:: Work instruction ::
Return every line of the entries that includes the word "Take".

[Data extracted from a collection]
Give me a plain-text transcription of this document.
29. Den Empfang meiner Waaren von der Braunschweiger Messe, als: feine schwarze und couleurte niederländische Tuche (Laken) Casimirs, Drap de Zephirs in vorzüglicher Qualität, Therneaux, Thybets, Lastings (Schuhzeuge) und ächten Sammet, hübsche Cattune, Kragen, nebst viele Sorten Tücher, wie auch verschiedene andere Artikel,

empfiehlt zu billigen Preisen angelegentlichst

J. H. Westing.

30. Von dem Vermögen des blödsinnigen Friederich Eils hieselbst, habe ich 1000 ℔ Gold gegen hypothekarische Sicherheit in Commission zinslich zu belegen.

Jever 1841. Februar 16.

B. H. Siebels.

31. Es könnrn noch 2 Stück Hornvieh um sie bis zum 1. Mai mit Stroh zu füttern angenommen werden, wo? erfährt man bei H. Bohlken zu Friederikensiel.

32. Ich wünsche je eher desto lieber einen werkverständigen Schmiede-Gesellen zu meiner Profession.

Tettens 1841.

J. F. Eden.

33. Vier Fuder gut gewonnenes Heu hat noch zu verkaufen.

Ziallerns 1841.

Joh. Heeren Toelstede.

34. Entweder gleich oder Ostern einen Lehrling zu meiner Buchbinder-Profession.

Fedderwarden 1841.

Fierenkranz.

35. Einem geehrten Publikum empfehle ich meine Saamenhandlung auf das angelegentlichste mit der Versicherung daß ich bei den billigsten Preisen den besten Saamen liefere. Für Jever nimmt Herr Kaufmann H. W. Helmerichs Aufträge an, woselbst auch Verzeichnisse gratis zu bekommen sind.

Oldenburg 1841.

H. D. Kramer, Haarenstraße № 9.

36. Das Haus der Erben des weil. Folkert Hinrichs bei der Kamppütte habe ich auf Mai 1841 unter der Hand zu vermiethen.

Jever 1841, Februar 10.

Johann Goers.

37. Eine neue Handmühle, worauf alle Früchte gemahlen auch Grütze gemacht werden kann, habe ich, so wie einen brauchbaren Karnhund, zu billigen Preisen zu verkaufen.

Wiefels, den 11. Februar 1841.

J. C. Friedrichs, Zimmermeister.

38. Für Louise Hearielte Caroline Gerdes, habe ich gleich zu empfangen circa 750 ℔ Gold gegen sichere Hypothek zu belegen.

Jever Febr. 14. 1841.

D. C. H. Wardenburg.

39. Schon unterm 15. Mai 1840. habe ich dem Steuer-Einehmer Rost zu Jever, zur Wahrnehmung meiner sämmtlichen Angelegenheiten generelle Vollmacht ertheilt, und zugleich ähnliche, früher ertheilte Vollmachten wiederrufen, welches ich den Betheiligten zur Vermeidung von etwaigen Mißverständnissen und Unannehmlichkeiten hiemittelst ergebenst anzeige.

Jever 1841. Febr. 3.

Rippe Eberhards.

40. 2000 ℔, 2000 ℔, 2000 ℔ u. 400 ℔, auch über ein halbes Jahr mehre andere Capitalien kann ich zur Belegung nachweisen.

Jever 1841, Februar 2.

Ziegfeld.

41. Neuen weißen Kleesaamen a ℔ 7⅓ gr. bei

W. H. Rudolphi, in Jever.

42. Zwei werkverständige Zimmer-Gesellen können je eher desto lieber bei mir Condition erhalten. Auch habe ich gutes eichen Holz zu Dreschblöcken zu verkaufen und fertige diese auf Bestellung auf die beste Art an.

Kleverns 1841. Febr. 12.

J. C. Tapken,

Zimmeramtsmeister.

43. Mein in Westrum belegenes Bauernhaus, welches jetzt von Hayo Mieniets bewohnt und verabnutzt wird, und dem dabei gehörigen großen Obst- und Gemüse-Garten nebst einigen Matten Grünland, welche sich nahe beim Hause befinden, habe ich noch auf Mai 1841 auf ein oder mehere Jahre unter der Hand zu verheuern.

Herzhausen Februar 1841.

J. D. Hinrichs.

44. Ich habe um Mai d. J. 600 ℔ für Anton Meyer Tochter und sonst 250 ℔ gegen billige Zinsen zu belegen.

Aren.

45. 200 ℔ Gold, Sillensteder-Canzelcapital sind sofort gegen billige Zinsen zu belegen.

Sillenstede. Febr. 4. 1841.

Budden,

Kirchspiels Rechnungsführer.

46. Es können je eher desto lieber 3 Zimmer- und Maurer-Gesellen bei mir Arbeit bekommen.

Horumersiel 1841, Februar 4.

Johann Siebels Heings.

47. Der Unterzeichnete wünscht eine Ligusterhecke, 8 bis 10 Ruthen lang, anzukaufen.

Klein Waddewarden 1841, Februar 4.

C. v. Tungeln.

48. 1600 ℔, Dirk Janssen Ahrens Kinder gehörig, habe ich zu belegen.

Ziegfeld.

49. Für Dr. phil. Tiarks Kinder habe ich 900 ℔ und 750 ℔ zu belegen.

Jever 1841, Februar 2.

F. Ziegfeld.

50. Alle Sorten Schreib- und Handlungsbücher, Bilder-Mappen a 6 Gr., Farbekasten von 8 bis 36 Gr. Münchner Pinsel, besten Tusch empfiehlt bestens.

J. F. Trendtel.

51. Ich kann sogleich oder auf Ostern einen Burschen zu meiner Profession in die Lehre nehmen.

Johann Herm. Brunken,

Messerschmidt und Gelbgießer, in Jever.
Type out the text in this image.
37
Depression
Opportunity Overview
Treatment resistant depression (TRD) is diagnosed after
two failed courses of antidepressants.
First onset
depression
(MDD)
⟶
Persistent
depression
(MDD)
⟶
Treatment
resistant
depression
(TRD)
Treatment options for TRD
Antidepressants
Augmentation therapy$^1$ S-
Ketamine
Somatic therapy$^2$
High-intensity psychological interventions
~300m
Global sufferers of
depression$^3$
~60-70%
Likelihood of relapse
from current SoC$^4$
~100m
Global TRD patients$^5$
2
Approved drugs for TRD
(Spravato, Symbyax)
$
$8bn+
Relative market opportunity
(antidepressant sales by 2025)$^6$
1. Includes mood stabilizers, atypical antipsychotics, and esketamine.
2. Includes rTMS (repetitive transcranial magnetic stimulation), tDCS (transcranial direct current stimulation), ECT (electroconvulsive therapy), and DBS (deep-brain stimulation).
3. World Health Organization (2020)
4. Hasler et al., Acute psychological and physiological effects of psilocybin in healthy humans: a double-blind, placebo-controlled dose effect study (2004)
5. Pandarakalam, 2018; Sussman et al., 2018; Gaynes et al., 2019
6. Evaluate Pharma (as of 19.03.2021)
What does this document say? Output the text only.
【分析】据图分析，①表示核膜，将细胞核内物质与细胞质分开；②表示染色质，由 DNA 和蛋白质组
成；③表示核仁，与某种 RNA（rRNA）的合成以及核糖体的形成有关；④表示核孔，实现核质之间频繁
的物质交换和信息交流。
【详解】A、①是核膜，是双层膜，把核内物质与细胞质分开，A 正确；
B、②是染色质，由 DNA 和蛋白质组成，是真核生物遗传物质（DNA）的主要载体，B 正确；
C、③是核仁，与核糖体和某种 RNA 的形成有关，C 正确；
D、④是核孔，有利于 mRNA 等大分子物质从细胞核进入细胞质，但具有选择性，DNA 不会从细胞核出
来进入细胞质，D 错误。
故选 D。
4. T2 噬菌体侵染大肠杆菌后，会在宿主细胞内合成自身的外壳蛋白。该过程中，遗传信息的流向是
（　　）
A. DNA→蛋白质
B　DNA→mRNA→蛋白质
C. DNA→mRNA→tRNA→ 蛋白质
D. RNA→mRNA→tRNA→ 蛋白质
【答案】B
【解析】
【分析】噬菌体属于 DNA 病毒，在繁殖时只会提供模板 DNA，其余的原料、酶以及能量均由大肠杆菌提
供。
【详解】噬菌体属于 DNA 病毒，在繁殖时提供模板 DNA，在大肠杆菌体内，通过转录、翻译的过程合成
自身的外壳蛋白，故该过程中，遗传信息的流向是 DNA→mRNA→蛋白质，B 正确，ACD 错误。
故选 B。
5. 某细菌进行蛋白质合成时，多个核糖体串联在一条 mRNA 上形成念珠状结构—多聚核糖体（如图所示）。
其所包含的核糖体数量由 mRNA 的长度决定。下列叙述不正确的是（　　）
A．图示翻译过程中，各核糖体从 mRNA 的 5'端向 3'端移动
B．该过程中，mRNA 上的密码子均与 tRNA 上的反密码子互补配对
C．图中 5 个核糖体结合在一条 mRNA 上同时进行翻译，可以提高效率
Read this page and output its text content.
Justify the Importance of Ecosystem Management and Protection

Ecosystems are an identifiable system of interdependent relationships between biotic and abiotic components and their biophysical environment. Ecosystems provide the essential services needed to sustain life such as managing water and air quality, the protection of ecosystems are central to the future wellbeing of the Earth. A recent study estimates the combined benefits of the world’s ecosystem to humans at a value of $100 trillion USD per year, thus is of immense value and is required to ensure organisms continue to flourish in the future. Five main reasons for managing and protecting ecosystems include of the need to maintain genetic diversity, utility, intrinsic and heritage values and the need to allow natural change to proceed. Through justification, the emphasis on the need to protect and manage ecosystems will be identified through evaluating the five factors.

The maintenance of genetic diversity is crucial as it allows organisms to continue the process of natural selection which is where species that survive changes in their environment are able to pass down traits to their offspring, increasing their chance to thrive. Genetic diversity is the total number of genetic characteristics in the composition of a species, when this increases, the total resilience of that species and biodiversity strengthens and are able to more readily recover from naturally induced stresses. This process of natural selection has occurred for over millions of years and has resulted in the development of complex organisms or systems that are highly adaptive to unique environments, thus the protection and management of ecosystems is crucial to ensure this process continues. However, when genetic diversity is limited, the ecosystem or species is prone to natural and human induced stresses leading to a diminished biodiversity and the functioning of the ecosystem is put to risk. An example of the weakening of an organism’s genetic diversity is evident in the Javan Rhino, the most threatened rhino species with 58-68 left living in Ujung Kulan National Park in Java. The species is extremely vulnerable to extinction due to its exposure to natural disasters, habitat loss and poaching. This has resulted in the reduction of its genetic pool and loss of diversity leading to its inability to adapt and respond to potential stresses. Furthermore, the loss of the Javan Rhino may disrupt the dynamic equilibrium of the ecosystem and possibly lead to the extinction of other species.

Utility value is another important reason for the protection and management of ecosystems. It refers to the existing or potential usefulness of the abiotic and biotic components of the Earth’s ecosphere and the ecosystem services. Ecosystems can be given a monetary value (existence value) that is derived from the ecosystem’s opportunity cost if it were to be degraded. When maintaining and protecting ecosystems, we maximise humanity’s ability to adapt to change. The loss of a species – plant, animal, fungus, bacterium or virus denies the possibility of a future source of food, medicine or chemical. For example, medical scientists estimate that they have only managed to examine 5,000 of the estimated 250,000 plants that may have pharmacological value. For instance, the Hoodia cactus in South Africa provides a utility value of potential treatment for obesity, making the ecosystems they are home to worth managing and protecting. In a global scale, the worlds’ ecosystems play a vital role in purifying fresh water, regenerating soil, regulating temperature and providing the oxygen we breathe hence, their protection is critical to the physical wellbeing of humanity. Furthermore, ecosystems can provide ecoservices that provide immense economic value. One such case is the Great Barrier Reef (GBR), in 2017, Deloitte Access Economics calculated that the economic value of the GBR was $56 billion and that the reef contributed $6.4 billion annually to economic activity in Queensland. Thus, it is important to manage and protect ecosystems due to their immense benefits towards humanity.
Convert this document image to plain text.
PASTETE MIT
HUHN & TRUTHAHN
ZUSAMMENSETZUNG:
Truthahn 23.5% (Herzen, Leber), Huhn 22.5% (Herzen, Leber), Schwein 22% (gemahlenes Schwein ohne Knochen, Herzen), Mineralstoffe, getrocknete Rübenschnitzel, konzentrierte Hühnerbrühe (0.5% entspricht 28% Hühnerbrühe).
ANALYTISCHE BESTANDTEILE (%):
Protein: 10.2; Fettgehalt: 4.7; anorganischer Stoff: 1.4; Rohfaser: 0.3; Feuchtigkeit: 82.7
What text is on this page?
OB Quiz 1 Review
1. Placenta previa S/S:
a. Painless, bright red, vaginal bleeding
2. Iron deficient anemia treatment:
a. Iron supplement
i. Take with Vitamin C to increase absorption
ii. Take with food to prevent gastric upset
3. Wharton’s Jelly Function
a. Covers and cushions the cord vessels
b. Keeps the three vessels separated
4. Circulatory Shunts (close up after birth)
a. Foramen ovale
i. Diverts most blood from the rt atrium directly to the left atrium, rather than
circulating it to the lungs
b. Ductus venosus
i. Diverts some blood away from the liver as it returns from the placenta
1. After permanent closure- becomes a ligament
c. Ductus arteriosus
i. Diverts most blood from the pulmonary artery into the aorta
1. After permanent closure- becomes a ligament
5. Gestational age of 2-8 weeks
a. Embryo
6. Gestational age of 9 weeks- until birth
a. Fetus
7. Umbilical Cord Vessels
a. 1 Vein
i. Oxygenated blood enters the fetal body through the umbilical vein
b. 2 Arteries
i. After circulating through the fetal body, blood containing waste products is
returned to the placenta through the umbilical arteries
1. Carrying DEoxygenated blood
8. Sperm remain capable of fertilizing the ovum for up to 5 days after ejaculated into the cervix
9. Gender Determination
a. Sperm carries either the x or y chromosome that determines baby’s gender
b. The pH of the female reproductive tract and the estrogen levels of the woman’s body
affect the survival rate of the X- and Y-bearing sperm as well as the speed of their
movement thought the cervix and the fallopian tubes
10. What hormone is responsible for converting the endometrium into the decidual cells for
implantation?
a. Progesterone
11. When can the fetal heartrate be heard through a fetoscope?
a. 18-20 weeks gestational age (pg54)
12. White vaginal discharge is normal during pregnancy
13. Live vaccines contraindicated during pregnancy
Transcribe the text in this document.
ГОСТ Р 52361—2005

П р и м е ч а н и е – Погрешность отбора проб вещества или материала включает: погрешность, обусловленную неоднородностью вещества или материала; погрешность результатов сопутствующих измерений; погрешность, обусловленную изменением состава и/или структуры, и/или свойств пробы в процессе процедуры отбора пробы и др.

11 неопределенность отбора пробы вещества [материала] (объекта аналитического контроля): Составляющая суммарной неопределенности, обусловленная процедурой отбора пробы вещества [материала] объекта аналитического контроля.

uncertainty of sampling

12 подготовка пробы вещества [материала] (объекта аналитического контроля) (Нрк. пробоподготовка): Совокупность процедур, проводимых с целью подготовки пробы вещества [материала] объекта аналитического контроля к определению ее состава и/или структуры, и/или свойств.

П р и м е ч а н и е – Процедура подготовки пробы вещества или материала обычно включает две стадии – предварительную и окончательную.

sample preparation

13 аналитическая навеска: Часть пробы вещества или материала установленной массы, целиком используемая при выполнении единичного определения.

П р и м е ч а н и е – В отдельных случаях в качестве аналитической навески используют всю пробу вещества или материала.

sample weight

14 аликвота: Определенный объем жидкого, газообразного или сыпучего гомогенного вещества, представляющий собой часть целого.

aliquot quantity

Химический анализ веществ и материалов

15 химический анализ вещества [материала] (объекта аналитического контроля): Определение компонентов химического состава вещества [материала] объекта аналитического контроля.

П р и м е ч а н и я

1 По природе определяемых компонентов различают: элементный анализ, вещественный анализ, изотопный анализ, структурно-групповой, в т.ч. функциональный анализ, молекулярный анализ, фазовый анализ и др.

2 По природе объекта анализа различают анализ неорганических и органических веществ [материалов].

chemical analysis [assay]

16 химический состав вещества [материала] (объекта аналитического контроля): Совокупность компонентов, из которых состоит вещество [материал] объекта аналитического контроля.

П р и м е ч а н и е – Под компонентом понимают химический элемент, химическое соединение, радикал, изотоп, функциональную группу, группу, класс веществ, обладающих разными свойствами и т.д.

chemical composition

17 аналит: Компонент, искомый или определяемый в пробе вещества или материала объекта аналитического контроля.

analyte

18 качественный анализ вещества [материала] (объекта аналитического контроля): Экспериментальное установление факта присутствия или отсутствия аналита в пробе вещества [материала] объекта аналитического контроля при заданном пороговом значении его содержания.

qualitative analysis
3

:: Reply to the task ::
i. Take with Vitamin C to increase absorption
ii. Take with food to prevent gastric upset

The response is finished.